Exercise | Turn the listing below into a numbered list. Start at its first line and go through the line holding "load-from-document-label: Load from", both included, and leave out any blank lines.

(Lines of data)

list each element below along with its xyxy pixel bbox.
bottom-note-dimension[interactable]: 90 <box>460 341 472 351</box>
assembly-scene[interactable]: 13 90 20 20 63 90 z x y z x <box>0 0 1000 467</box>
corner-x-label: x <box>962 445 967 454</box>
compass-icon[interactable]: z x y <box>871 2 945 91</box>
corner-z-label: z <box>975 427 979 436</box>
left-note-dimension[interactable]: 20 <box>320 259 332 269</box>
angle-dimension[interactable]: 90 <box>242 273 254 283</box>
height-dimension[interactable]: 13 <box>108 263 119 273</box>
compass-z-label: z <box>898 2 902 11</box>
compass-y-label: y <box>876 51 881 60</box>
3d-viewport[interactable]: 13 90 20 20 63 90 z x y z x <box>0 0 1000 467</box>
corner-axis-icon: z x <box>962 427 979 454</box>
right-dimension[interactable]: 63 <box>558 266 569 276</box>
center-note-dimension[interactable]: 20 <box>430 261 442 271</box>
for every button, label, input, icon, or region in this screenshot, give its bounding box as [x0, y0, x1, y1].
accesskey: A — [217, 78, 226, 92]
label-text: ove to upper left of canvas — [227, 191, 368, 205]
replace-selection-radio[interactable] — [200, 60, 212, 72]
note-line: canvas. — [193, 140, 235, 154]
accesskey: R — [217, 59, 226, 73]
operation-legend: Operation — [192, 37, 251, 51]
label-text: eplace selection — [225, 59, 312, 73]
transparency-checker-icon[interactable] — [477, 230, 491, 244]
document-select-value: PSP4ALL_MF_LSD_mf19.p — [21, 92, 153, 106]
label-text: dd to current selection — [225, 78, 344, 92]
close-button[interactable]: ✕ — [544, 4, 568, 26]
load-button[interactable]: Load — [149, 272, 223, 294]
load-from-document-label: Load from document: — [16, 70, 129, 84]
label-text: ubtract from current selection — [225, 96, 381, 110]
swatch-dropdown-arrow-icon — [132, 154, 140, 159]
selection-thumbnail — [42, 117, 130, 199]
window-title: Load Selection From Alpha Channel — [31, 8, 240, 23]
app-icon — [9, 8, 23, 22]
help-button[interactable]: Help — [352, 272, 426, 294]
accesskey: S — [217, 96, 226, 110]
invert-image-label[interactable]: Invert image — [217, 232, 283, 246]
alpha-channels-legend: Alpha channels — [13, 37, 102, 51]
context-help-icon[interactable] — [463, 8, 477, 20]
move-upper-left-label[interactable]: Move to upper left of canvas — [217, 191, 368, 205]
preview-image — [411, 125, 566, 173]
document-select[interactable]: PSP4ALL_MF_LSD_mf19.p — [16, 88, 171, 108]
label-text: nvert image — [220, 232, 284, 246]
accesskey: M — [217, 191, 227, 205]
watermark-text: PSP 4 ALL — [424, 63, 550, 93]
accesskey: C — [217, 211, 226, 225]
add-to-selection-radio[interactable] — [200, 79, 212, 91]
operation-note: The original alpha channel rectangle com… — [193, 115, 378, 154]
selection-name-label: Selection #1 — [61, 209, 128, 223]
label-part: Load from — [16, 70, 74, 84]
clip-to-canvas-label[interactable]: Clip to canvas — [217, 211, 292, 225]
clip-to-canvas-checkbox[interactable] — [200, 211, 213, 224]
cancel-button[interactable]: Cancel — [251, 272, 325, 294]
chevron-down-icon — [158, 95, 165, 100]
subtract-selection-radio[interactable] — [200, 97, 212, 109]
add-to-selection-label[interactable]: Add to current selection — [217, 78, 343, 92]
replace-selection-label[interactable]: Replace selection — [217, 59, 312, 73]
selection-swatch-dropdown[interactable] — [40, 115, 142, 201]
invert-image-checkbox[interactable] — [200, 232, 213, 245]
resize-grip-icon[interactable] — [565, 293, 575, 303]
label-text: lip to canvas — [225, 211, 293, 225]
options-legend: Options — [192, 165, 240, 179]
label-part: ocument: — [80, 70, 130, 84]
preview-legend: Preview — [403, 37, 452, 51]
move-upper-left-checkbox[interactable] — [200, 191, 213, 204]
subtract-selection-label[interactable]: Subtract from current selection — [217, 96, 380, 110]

Expected answer |
1. list each element below along with its xyxy pixel bbox.
2. bottom-note-dimension[interactable]: 90 <box>460 341 472 351</box>
3. assembly-scene[interactable]: 13 90 20 20 63 90 z x y z x <box>0 0 1000 467</box>
4. corner-x-label: x <box>962 445 967 454</box>
5. compass-icon[interactable]: z x y <box>871 2 945 91</box>
6. corner-z-label: z <box>975 427 979 436</box>
7. left-note-dimension[interactable]: 20 <box>320 259 332 269</box>
8. angle-dimension[interactable]: 90 <box>242 273 254 283</box>
9. height-dimension[interactable]: 13 <box>108 263 119 273</box>
10. compass-z-label: z <box>898 2 902 11</box>
11. compass-y-label: y <box>876 51 881 60</box>
12. 3d-viewport[interactable]: 13 90 20 20 63 90 z x y z x <box>0 0 1000 467</box>
13. corner-axis-icon: z x <box>962 427 979 454</box>
14. right-dimension[interactable]: 63 <box>558 266 569 276</box>
15. center-note-dimension[interactable]: 20 <box>430 261 442 271</box>
16. for every button, label, input, icon, or region in this screenshot, give its bounding box as [x0, y0, x1, y1].
17. accesskey: A — [217, 78, 226, 92]
18. label-text: ove to upper left of canvas — [227, 191, 368, 205]
19. replace-selection-radio[interactable] — [200, 60, 212, 72]
20. note-line: canvas. — [193, 140, 235, 154]
21. accesskey: R — [217, 59, 226, 73]
22. operation-legend: Operation — [192, 37, 251, 51]
23. label-text: eplace selection — [225, 59, 312, 73]
24. transparency-checker-icon[interactable] — [477, 230, 491, 244]
25. document-select-value: PSP4ALL_MF_LSD_mf19.p — [21, 92, 153, 106]
26. label-text: dd to current selection — [225, 78, 344, 92]
27. close-button[interactable]: ✕ — [544, 4, 568, 26]
28. load-button[interactable]: Load — [149, 272, 223, 294]
29. load-from-document-label: Load from document: — [16, 70, 129, 84]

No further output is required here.